WHAT IS REQUIRED ->
For each line in the data below that holds "title", return a copy.

(Records from a dataset)
--

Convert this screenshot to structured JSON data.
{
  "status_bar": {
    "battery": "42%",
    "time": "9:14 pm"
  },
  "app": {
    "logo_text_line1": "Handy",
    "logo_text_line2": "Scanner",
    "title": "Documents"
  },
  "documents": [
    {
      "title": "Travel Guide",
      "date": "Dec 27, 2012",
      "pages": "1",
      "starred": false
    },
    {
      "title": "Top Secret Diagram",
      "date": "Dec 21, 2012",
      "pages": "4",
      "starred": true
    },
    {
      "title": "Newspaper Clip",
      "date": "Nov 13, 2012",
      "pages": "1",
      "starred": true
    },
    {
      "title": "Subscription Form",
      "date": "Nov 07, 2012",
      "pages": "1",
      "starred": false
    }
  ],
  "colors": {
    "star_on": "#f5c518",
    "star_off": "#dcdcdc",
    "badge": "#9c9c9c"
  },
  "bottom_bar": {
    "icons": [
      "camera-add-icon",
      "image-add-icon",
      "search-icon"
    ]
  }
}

--

WRITTEN SOLUTION ->
    "title": "Documents"
      "title": "Travel Guide",
      "title": "Top Secret Diagram",
      "title": "Newspaper Clip",
      "title": "Subscription Form",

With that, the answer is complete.